_Requirement_.
Identify every line containing the word "JSON" and reproduce each one.

[A block of data]
▼
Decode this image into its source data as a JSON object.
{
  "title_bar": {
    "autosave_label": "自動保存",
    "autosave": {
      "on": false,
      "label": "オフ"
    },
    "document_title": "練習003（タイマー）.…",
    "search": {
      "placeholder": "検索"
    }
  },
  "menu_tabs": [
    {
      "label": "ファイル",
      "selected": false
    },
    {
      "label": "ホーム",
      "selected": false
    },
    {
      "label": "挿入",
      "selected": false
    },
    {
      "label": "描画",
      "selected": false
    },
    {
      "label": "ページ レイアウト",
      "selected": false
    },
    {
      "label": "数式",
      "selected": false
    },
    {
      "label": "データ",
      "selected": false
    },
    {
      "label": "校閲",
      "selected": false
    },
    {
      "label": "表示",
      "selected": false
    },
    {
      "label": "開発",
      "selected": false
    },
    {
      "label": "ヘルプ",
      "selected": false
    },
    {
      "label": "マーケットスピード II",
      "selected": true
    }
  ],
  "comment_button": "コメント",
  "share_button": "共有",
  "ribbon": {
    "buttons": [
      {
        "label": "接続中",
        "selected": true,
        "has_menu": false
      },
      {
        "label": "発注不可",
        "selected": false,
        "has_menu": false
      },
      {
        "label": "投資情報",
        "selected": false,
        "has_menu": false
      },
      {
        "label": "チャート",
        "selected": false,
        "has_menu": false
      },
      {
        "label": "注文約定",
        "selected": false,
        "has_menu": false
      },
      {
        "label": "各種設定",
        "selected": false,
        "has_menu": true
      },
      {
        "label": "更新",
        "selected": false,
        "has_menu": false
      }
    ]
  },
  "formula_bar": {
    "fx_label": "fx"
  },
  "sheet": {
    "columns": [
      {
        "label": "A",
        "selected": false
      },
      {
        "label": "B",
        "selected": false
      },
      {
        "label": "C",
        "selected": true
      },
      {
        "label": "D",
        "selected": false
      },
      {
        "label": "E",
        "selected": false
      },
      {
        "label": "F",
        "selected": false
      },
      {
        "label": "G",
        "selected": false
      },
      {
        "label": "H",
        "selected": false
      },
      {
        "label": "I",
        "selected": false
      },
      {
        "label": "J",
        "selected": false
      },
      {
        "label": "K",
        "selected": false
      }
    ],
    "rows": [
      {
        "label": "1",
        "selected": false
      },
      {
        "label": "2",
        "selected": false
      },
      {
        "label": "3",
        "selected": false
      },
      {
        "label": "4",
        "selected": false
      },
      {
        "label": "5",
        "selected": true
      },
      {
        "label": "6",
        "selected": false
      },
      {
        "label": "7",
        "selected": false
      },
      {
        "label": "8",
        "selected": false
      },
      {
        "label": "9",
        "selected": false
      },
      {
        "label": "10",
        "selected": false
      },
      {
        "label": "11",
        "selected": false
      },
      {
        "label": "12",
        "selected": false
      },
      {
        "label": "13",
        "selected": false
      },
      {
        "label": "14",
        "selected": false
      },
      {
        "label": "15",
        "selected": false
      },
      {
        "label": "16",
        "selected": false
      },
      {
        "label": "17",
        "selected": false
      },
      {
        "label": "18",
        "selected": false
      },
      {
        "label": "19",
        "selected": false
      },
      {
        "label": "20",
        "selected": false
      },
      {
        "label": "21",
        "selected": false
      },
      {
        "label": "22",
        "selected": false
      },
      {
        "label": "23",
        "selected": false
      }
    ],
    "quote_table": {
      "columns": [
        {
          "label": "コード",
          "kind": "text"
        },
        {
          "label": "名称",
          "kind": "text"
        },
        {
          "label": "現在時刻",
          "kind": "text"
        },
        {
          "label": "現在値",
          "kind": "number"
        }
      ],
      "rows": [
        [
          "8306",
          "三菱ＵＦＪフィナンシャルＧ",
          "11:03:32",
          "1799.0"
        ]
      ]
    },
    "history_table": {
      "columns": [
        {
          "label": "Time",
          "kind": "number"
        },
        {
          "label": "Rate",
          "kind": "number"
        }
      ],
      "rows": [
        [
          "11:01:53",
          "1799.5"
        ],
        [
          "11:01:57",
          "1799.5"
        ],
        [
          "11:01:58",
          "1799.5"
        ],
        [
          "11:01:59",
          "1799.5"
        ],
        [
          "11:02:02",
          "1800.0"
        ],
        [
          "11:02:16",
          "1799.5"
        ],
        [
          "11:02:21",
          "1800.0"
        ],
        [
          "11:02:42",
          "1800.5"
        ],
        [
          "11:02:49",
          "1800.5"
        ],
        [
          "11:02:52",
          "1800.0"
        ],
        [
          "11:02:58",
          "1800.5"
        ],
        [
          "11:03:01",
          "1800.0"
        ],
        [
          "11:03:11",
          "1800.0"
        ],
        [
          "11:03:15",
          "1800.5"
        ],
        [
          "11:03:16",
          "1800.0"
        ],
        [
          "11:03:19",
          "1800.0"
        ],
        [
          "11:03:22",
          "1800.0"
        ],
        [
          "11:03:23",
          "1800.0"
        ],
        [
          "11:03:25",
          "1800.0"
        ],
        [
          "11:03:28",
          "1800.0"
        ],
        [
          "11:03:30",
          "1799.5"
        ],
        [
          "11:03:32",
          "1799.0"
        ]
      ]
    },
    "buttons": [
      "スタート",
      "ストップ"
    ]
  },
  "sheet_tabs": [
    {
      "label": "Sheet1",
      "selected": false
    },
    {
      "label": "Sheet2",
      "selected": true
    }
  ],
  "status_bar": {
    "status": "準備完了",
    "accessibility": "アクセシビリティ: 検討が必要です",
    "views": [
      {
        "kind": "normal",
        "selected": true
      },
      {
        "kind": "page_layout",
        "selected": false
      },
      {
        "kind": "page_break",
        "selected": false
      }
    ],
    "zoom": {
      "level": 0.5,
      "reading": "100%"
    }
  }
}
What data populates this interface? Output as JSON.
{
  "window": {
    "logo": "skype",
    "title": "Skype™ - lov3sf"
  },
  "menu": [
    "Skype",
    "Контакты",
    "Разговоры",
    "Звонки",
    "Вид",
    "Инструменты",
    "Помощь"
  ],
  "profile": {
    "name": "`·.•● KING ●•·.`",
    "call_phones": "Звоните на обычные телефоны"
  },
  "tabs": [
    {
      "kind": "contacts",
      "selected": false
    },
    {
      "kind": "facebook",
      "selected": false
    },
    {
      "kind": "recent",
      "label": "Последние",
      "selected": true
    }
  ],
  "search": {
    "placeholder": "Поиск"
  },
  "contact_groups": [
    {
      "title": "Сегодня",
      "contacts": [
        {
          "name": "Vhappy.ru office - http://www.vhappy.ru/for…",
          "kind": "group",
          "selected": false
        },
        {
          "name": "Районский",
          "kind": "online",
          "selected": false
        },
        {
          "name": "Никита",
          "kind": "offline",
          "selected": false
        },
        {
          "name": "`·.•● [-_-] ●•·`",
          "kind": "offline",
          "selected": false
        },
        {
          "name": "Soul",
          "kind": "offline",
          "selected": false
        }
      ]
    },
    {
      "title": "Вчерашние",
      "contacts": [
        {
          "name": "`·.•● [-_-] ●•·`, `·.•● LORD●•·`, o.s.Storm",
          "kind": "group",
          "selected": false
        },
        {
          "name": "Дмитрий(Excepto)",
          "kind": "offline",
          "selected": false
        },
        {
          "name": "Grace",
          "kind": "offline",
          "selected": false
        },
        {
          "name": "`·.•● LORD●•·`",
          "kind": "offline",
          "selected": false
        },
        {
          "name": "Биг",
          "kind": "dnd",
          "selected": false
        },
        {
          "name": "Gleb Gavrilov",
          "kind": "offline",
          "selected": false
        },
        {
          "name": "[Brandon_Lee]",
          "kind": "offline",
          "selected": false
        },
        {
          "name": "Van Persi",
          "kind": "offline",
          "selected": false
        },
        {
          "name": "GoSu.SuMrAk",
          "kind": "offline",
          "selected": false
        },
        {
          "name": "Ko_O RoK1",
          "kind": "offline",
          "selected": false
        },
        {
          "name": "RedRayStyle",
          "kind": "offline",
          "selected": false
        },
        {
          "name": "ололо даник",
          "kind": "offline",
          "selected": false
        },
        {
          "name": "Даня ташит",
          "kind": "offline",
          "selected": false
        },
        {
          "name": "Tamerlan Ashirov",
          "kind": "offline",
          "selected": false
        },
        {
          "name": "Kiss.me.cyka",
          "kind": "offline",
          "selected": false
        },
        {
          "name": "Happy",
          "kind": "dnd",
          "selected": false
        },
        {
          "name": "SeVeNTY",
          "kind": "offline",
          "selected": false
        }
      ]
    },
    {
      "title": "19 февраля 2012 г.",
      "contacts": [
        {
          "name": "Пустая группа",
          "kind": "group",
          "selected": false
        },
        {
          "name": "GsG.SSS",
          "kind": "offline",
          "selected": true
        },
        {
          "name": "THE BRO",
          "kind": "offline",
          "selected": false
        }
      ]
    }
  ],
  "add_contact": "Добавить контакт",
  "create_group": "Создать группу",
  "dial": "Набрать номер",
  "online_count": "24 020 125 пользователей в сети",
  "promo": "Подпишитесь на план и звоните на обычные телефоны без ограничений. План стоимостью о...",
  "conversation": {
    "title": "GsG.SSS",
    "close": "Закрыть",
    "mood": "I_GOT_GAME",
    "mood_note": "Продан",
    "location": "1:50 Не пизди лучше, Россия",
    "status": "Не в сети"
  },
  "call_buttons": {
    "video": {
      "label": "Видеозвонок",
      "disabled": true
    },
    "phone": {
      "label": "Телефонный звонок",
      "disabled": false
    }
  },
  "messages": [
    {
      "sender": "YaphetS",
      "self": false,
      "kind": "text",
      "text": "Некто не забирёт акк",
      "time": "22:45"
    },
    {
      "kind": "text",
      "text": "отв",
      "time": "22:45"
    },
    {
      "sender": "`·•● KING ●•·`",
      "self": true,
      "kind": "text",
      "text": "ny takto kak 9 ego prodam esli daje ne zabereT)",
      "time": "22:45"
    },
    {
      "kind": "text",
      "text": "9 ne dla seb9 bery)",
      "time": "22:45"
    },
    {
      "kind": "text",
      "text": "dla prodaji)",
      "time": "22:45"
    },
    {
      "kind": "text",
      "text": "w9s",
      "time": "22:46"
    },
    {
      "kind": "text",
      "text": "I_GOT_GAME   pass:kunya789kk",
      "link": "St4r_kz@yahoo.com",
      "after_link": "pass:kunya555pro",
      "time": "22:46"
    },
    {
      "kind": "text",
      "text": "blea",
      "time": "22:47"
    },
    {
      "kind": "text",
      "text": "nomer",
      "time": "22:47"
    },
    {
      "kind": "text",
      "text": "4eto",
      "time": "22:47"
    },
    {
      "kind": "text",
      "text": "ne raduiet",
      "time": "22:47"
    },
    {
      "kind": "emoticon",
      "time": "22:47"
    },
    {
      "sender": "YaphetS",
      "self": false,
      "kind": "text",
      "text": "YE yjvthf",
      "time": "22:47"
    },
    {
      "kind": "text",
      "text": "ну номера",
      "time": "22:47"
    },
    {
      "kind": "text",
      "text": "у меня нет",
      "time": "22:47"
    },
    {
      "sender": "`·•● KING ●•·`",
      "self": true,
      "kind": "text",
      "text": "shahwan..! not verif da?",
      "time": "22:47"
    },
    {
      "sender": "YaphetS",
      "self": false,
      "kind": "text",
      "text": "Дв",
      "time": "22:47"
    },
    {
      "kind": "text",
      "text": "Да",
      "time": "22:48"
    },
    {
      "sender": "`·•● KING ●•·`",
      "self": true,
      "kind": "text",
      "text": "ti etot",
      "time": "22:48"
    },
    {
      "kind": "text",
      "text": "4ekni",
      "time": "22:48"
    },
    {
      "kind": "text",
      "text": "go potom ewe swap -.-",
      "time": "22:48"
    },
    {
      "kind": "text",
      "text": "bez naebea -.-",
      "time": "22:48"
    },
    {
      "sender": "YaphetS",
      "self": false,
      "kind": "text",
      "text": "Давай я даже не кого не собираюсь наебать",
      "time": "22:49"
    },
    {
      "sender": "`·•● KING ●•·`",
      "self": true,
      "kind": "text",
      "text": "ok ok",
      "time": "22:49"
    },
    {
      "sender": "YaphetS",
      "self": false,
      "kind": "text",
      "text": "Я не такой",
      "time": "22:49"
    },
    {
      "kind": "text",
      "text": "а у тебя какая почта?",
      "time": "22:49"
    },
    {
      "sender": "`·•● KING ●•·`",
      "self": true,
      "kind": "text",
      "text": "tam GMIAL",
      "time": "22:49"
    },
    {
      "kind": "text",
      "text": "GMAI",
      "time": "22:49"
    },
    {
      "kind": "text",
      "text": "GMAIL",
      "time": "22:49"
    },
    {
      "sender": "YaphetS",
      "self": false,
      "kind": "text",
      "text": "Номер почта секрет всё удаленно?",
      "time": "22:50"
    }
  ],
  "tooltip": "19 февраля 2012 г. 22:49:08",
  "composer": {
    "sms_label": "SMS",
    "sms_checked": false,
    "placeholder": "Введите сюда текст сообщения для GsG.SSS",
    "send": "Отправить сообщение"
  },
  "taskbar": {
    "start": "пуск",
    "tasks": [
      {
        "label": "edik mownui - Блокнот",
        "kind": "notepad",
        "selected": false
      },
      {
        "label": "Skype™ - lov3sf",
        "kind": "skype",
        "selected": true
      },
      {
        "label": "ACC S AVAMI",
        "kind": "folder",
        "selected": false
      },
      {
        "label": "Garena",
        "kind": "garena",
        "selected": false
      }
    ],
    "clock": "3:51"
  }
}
▲
_Written solution_.
Decode this image into its source data as a JSON object.
What data populates this interface? Output as JSON.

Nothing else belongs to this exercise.